All of the data should be repeated exactly; pictures are not part of the copy.

=== DATASET ===

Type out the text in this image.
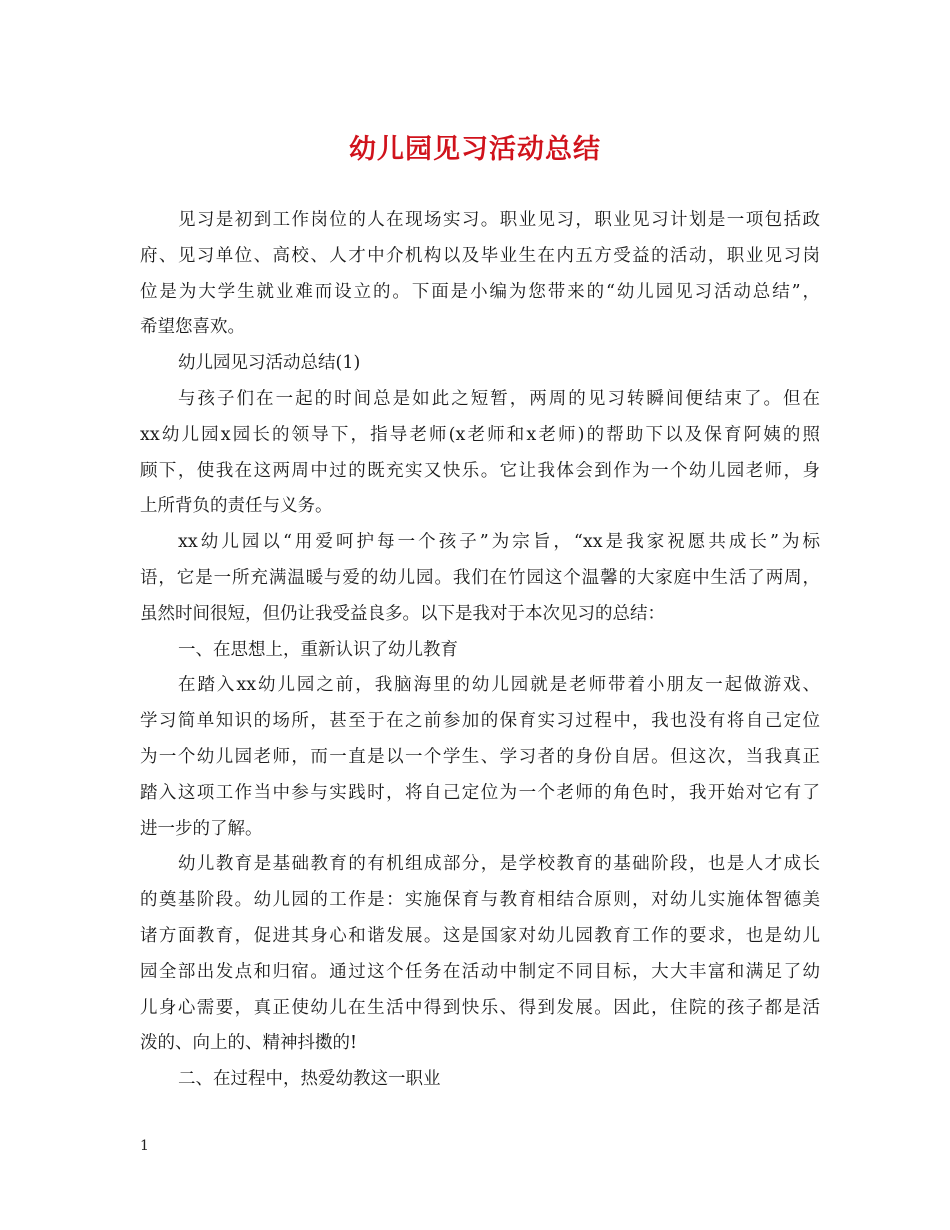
幼儿园见习活动总结
见习是初到工作岗位的人在现场实习。职业见习，职业见习计划是一项包括政
府、见习单位、高校、人才中介机构以及毕业生在内五方受益的活动，职业见习岗
位是为大学生就业难而设立的。下面是小编为您带来的“幼儿园见习活动总结”，
希望您喜欢。
幼儿园见习活动总结(1)
与孩子们在一起的时间总是如此之短暂，两周的见习转瞬间便结束了。但在
xx幼儿园x园长的领导下，指导老师(x老师和x老师)的帮助下以及保育阿姨的照
顾下，使我在这两周中过的既充实又快乐。它让我体会到作为一个幼儿园老师，身
上所背负的责任与义务。
xx幼儿园以“用爱呵护每一个孩子”为宗旨，“xx是我家祝愿共成长”为标
语，它是一所充满温暖与爱的幼儿园。我们在竹园这个温馨的大家庭中生活了两周，
虽然时间很短，但仍让我受益良多。以下是我对于本次见习的总结：
一、在思想上，重新认识了幼儿教育
在踏入xx幼儿园之前，我脑海里的幼儿园就是老师带着小朋友一起做游戏、
学习简单知识的场所，甚至于在之前参加的保育实习过程中，我也没有将自己定位
为一个幼儿园老师，而一直是以一个学生、学习者的身份自居。但这次，当我真正
踏入这项工作当中参与实践时，将自己定位为一个老师的角色时，我开始对它有了
进一步的了解。
幼儿教育是基础教育的有机组成部分，是学校教育的基础阶段，也是人才成长
的奠基阶段。幼儿园的工作是：实施保育与教育相结合原则，对幼儿实施体智德美
诸方面教育，促进其身心和谐发展。这是国家对幼儿园教育工作的要求，也是幼儿
园全部出发点和归宿。通过这个任务在活动中制定不同目标，大大丰富和满足了幼
儿身心需要，真正使幼儿在生活中得到快乐、得到发展。因此，住院的孩子都是活
泼的、向上的、精神抖擞的!
二、在过程中，热爱幼教这一职业
1
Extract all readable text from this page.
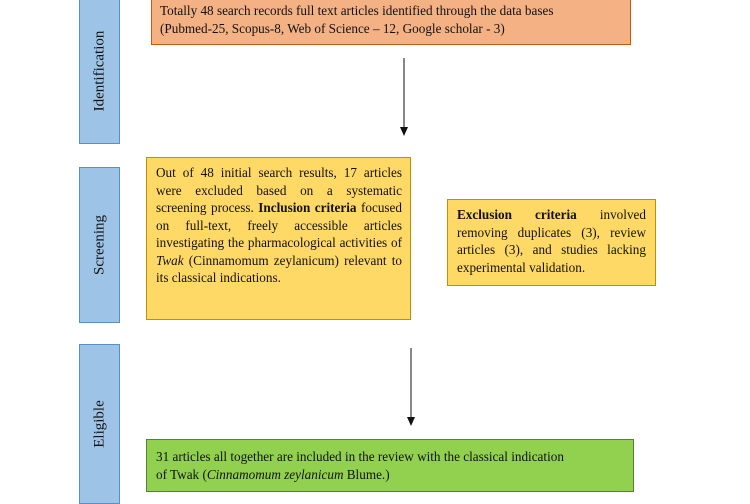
Identification
Screening
Eligible
Totally 48 search records full text articles identified through the data bases
(Pubmed-25, Scopus-8, Web of Science – 12, Google scholar - 3)
Out of 48 initial search results, 17 articles were excluded based on a systematic screening process. Inclusion criteria focused on full-text, freely accessible articles investigating the pharmacological activities of Twak (Cinnamomum zeylanicum) relevant to its classical indications.
Exclusion criteria involved removing duplicates (3), review articles (3), and studies lacking experimental validation.
31 articles all together are included in the review with the classical indication
of Twak (Cinnamomum zeylanicum Blume.)
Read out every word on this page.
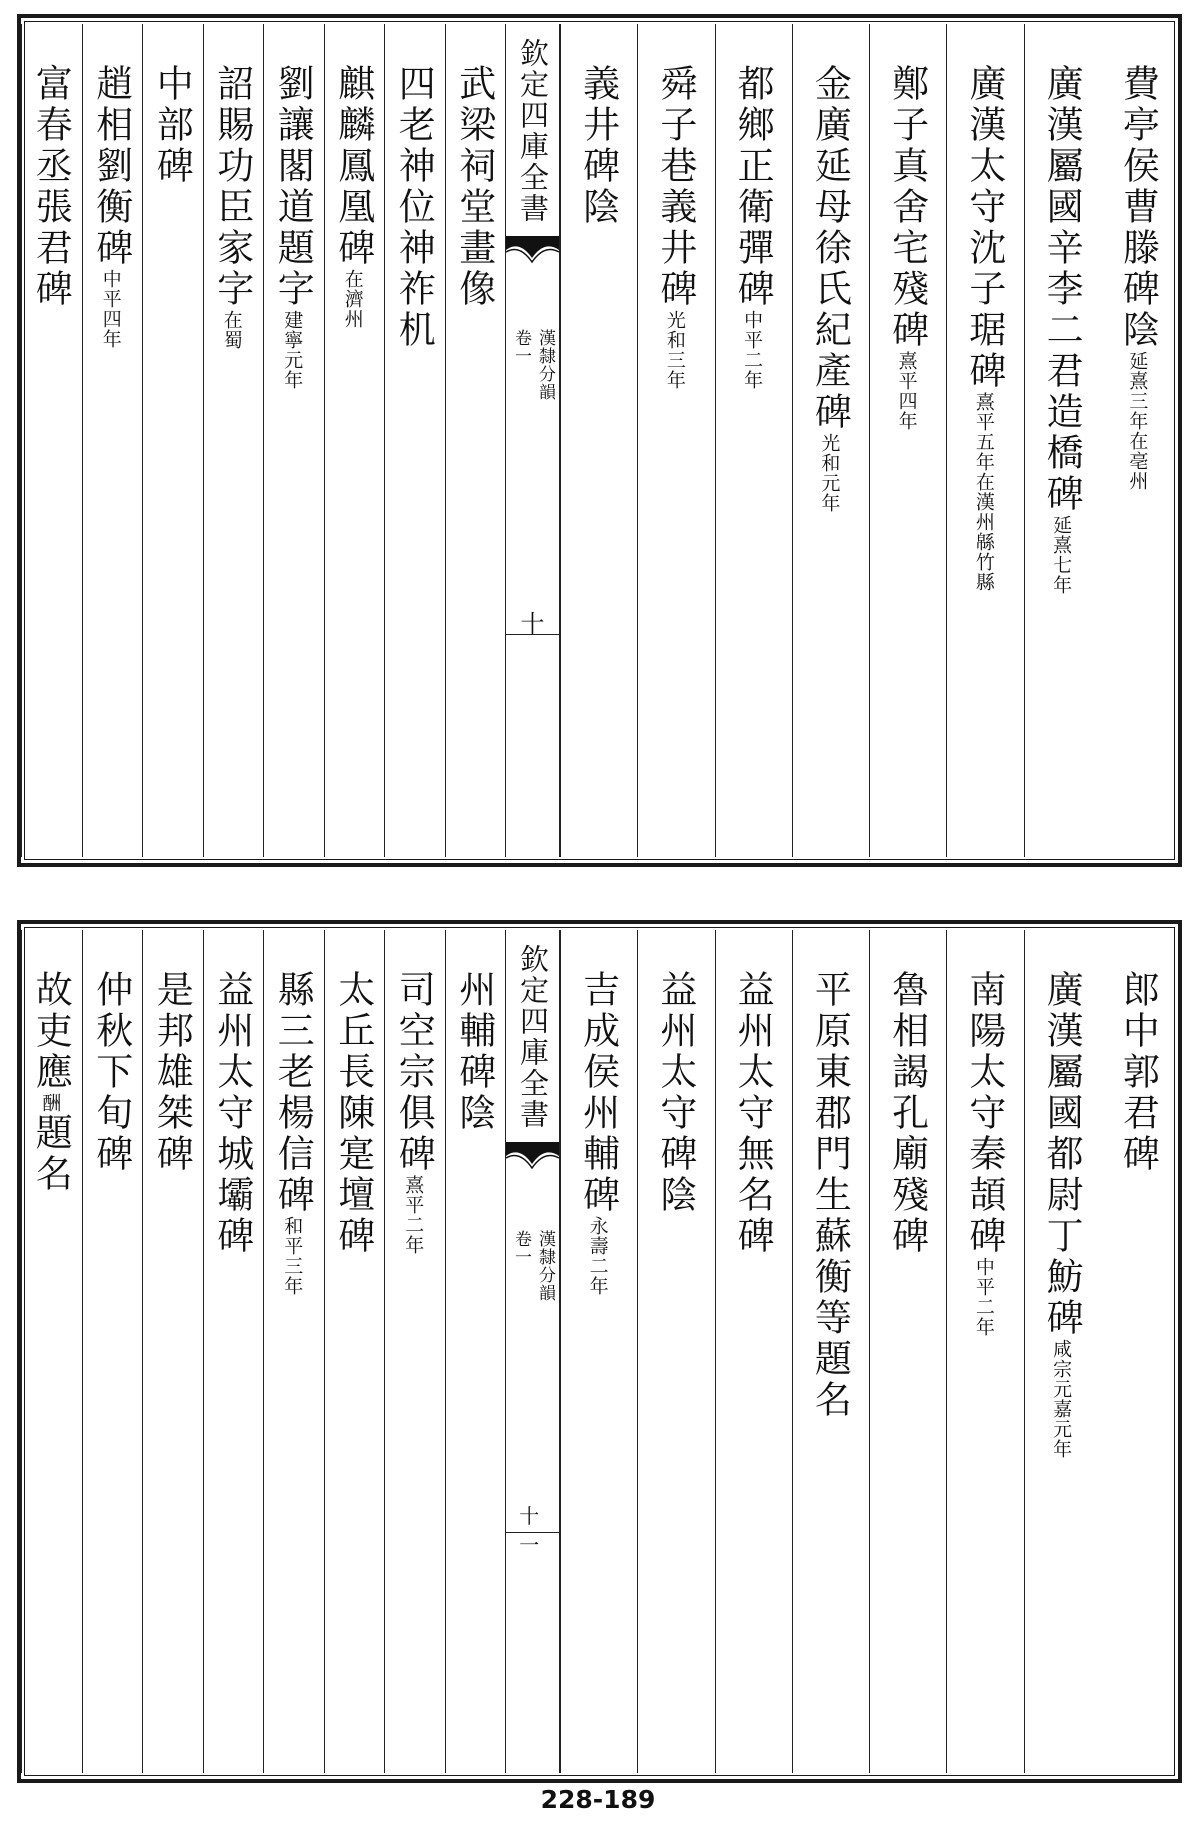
費亭侯曹滕碑陰延熹三年在亳州
廣漢屬國辛李二君造橋碑延熹七年
廣漢太守沈子琚碑熹平五年在漢州緜竹縣
鄭子真舍宅殘碑熹平四年
金廣延母徐氏紀產碑光和元年
都鄉正衛彈碑中平二年
舜子巷義井碑光和三年
義井碑陰
武梁祠堂畫像
四老神位神祚机
麒麟鳳凰碑在濟州
劉讓閣道題字建寧元年
詔賜功臣家字在蜀
中部碑
趙相劉衡碑中平四年
富春丞張君碑	欽定四庫全書
漢隸分韻
卷一
十
郎中郭君碑
廣漢屬國都尉丁魴碑咸宗元嘉元年
南陽太守秦頡碑中平二年
魯相謁孔廟殘碑
平原東郡門生蘇衡等題名
益州太守無名碑
益州太守碑陰
吉成侯州輔碑永壽二年
州輔碑陰
司空宗俱碑熹平二年
太丘長陳寔壇碑
縣三老楊信碑和平三年
益州太守城壩碑
是邦雄桀碑
仲秋下旬碑
故吏應酬題名
欽定四庫全書
漢隸分韻
卷一
十一
228-189
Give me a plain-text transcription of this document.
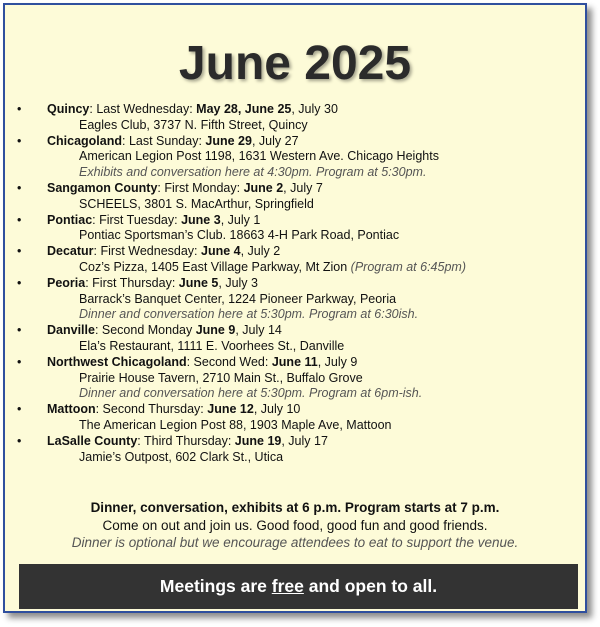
June 2025
•	Quincy: Last Wednesday: May 28, June 25, July 30
Eagles Club, 3737 N. Fifth Street, Quincy
•	Chicagoland: Last Sunday: June 29, July 27
American Legion Post 1198, 1631 Western Ave. Chicago Heights
Exhibits and conversation here at 4:30pm. Program at 5:30pm.
•	Sangamon County: First Monday: June 2, July 7
SCHEELS, 3801 S. MacArthur, Springfield
•	Pontiac: First Tuesday: June 3, July 1
Pontiac Sportsman’s Club. 18663 4-H Park Road, Pontiac
•	Decatur: First Wednesday: June 4, July 2
Coz’s Pizza, 1405 East Village Parkway, Mt Zion (Program at 6:45pm)
•	Peoria: First Thursday: June 5, July 3
Barrack’s Banquet Center, 1224 Pioneer Parkway, Peoria
Dinner and conversation here at 5:30pm. Program at 6:30ish.
•	Danville: Second Monday June 9, July 14
Ela’s Restaurant, 1111 E. Voorhees St., Danville
•	Northwest Chicagoland: Second Wed: June 11, July 9
Prairie House Tavern, 2710 Main St., Buffalo Grove
Dinner and conversation here at 5:30pm. Program at 6pm-ish.
•	Mattoon: Second Thursday: June 12, July 10
The American Legion Post 88, 1903 Maple Ave, Mattoon
•	LaSalle County: Third Thursday: June 19, July 17
Jamie’s Outpost, 602 Clark St., Utica
Dinner, conversation, exhibits at 6 p.m. Program starts at 7 p.m.
Come on out and join us. Good food, good fun and good friends.
Dinner is optional but we encourage attendees to eat to support the venue.
Meetings are free and open to all.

===

EXERCISE RESULT:
Type out the text in this image.
幼儿园见习活动总结
见习是初到工作岗位的人在现场实习。职业见习，职业见习计划是一项包括政
府、见习单位、高校、人才中介机构以及毕业生在内五方受益的活动，职业见习岗
位是为大学生就业难而设立的。下面是小编为您带来的“幼儿园见习活动总结”，
希望您喜欢。
幼儿园见习活动总结(1)
与孩子们在一起的时间总是如此之短暂，两周的见习转瞬间便结束了。但在
xx幼儿园x园长的领导下，指导老师(x老师和x老师)的帮助下以及保育阿姨的照
顾下，使我在这两周中过的既充实又快乐。它让我体会到作为一个幼儿园老师，身
上所背负的责任与义务。
xx幼儿园以“用爱呵护每一个孩子”为宗旨，“xx是我家祝愿共成长”为标
语，它是一所充满温暖与爱的幼儿园。我们在竹园这个温馨的大家庭中生活了两周，
虽然时间很短，但仍让我受益良多。以下是我对于本次见习的总结：
一、在思想上，重新认识了幼儿教育
在踏入xx幼儿园之前，我脑海里的幼儿园就是老师带着小朋友一起做游戏、
学习简单知识的场所，甚至于在之前参加的保育实习过程中，我也没有将自己定位
为一个幼儿园老师，而一直是以一个学生、学习者的身份自居。但这次，当我真正
踏入这项工作当中参与实践时，将自己定位为一个老师的角色时，我开始对它有了
进一步的了解。
幼儿教育是基础教育的有机组成部分，是学校教育的基础阶段，也是人才成长
的奠基阶段。幼儿园的工作是：实施保育与教育相结合原则，对幼儿实施体智德美
诸方面教育，促进其身心和谐发展。这是国家对幼儿园教育工作的要求，也是幼儿
园全部出发点和归宿。通过这个任务在活动中制定不同目标，大大丰富和满足了幼
儿身心需要，真正使幼儿在生活中得到快乐、得到发展。因此，住院的孩子都是活
泼的、向上的、精神抖擞的!
二、在过程中，热爱幼教这一职业
1
Extract all readable text from this page.
Identification
Screening
Eligible
Totally 48 search records full text articles identified through the data bases
(Pubmed-25, Scopus-8, Web of Science – 12, Google scholar - 3)
Out of 48 initial search results, 17 articles were excluded based on a systematic screening process. Inclusion criteria focused on full-text, freely accessible articles investigating the pharmacological activities of Twak (Cinnamomum zeylanicum) relevant to its classical indications.
Exclusion criteria involved removing duplicates (3), review articles (3), and studies lacking experimental validation.
31 articles all together are included in the review with the classical indication
of Twak (Cinnamomum zeylanicum Blume.)
Read out every word on this page.
費亭侯曹滕碑陰延熹三年在亳州
廣漢屬國辛李二君造橋碑延熹七年
廣漢太守沈子琚碑熹平五年在漢州緜竹縣
鄭子真舍宅殘碑熹平四年
金廣延母徐氏紀產碑光和元年
都鄉正衛彈碑中平二年
舜子巷義井碑光和三年
義井碑陰
武梁祠堂畫像
四老神位神祚机
麒麟鳳凰碑在濟州
劉讓閣道題字建寧元年
詔賜功臣家字在蜀
中部碑
趙相劉衡碑中平四年
富春丞張君碑	欽定四庫全書
漢隸分韻
卷一
十
郎中郭君碑
廣漢屬國都尉丁魴碑咸宗元嘉元年
南陽太守秦頡碑中平二年
魯相謁孔廟殘碑
平原東郡門生蘇衡等題名
益州太守無名碑
益州太守碑陰
吉成侯州輔碑永壽二年
州輔碑陰
司空宗俱碑熹平二年
太丘長陳寔壇碑
縣三老楊信碑和平三年
益州太守城壩碑
是邦雄桀碑
仲秋下旬碑
故吏應酬題名
欽定四庫全書
漢隸分韻
卷一
十一
228-189
Give me a plain-text transcription of this document.
June 2025
•	Quincy: Last Wednesday: May 28, June 25, July 30
Eagles Club, 3737 N. Fifth Street, Quincy
•	Chicagoland: Last Sunday: June 29, July 27
American Legion Post 1198, 1631 Western Ave. Chicago Heights
Exhibits and conversation here at 4:30pm. Program at 5:30pm.
•	Sangamon County: First Monday: June 2, July 7
SCHEELS, 3801 S. MacArthur, Springfield
•	Pontiac: First Tuesday: June 3, July 1
Pontiac Sportsman’s Club. 18663 4-H Park Road, Pontiac
•	Decatur: First Wednesday: June 4, July 2
Coz’s Pizza, 1405 East Village Parkway, Mt Zion (Program at 6:45pm)
•	Peoria: First Thursday: June 5, July 3
Barrack’s Banquet Center, 1224 Pioneer Parkway, Peoria
Dinner and conversation here at 5:30pm. Program at 6:30ish.
•	Danville: Second Monday June 9, July 14
Ela’s Restaurant, 1111 E. Voorhees St., Danville
•	Northwest Chicagoland: Second Wed: June 11, July 9
Prairie House Tavern, 2710 Main St., Buffalo Grove
Dinner and conversation here at 5:30pm. Program at 6pm-ish.
•	Mattoon: Second Thursday: June 12, July 10
The American Legion Post 88, 1903 Maple Ave, Mattoon
•	LaSalle County: Third Thursday: June 19, July 17
Jamie’s Outpost, 602 Clark St., Utica
Dinner, conversation, exhibits at 6 p.m. Program starts at 7 p.m.
Come on out and join us. Good food, good fun and good friends.
Dinner is optional but we encourage attendees to eat to support the venue.
Meetings are free and open to all.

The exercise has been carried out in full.